Short problem → Rename "megabytes-cell" to "mb-cell" and write out the lines from the first line through the line with "- header-sublabel: (Mbps): [22, 114, 97, 136]", changing nothing else.

Lines excerpted from a collection:
§
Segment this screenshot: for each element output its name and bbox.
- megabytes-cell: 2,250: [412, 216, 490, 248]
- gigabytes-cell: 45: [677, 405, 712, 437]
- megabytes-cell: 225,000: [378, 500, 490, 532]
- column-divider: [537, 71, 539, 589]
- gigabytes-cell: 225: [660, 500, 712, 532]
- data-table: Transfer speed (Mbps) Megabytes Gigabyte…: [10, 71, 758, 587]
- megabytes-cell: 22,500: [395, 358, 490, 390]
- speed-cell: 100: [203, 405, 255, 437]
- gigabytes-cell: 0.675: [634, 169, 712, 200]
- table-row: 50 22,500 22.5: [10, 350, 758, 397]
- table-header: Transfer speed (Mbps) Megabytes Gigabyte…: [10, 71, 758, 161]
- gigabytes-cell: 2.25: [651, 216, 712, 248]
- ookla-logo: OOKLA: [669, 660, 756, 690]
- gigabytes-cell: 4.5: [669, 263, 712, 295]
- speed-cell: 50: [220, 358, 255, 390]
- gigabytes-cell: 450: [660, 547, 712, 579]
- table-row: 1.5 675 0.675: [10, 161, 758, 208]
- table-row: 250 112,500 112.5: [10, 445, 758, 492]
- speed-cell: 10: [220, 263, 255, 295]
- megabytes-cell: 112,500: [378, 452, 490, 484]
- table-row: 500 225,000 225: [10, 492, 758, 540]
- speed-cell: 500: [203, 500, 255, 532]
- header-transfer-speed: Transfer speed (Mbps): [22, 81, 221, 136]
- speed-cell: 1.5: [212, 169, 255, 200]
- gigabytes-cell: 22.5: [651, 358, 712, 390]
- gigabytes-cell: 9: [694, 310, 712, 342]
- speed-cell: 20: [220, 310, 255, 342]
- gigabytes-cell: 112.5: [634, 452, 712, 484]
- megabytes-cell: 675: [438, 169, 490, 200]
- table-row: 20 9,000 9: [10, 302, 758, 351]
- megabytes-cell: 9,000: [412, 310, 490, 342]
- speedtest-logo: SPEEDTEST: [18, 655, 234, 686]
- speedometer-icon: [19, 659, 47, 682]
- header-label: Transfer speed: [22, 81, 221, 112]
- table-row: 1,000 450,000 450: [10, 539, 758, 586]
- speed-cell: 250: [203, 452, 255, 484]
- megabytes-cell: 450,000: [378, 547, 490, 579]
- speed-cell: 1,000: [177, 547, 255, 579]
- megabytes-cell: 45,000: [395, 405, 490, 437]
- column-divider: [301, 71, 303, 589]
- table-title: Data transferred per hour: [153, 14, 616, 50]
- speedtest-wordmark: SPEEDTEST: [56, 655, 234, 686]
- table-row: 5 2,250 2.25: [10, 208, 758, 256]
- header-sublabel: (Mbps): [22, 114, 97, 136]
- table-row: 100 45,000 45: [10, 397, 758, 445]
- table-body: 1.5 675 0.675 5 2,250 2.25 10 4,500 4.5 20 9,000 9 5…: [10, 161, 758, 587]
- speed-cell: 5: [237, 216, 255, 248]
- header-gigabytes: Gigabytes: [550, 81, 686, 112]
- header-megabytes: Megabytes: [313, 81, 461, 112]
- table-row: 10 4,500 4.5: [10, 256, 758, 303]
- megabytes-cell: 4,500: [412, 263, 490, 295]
§
Expected answer →
Segment this screenshot: for each element output its name and bbox.
- mb-cell: 2,250: [412, 216, 490, 248]
- gigabytes-cell: 45: [677, 405, 712, 437]
- mb-cell: 225,000: [378, 500, 490, 532]
- column-divider: [537, 71, 539, 589]
- gigabytes-cell: 225: [660, 500, 712, 532]
- data-table: Transfer speed (Mbps) Megabytes Gigabyte…: [10, 71, 758, 587]
- mb-cell: 22,500: [395, 358, 490, 390]
- speed-cell: 100: [203, 405, 255, 437]
- gigabytes-cell: 0.675: [634, 169, 712, 200]
- table-row: 50 22,500 22.5: [10, 350, 758, 397]
- table-header: Transfer speed (Mbps) Megabytes Gigabyte…: [10, 71, 758, 161]
- gigabytes-cell: 2.25: [651, 216, 712, 248]
- ookla-logo: OOKLA: [669, 660, 756, 690]
- gigabytes-cell: 4.5: [669, 263, 712, 295]
- speed-cell: 50: [220, 358, 255, 390]
- gigabytes-cell: 450: [660, 547, 712, 579]
- table-row: 1.5 675 0.675: [10, 161, 758, 208]
- table-row: 250 112,500 112.5: [10, 445, 758, 492]
- speed-cell: 10: [220, 263, 255, 295]
- mb-cell: 112,500: [378, 452, 490, 484]
- table-row: 500 225,000 225: [10, 492, 758, 540]
- speed-cell: 500: [203, 500, 255, 532]
- header-transfer-speed: Transfer speed (Mbps): [22, 81, 221, 136]
- speed-cell: 1.5: [212, 169, 255, 200]
- gigabytes-cell: 22.5: [651, 358, 712, 390]
- gigabytes-cell: 9: [694, 310, 712, 342]
- speed-cell: 20: [220, 310, 255, 342]
- gigabytes-cell: 112.5: [634, 452, 712, 484]
- mb-cell: 675: [438, 169, 490, 200]
- table-row: 20 9,000 9: [10, 302, 758, 351]
- mb-cell: 9,000: [412, 310, 490, 342]
- speedtest-logo: SPEEDTEST: [18, 655, 234, 686]
- speedometer-icon: [19, 659, 47, 682]
- header-label: Transfer speed: [22, 81, 221, 112]
- table-row: 1,000 450,000 450: [10, 539, 758, 586]
- speed-cell: 250: [203, 452, 255, 484]
- mb-cell: 450,000: [378, 547, 490, 579]
- speed-cell: 1,000: [177, 547, 255, 579]
- mb-cell: 45,000: [395, 405, 490, 437]
- column-divider: [301, 71, 303, 589]
- table-title: Data transferred per hour: [153, 14, 616, 50]
- speedtest-wordmark: SPEEDTEST: [56, 655, 234, 686]
- table-row: 5 2,250 2.25: [10, 208, 758, 256]
- header-sublabel: (Mbps): [22, 114, 97, 136]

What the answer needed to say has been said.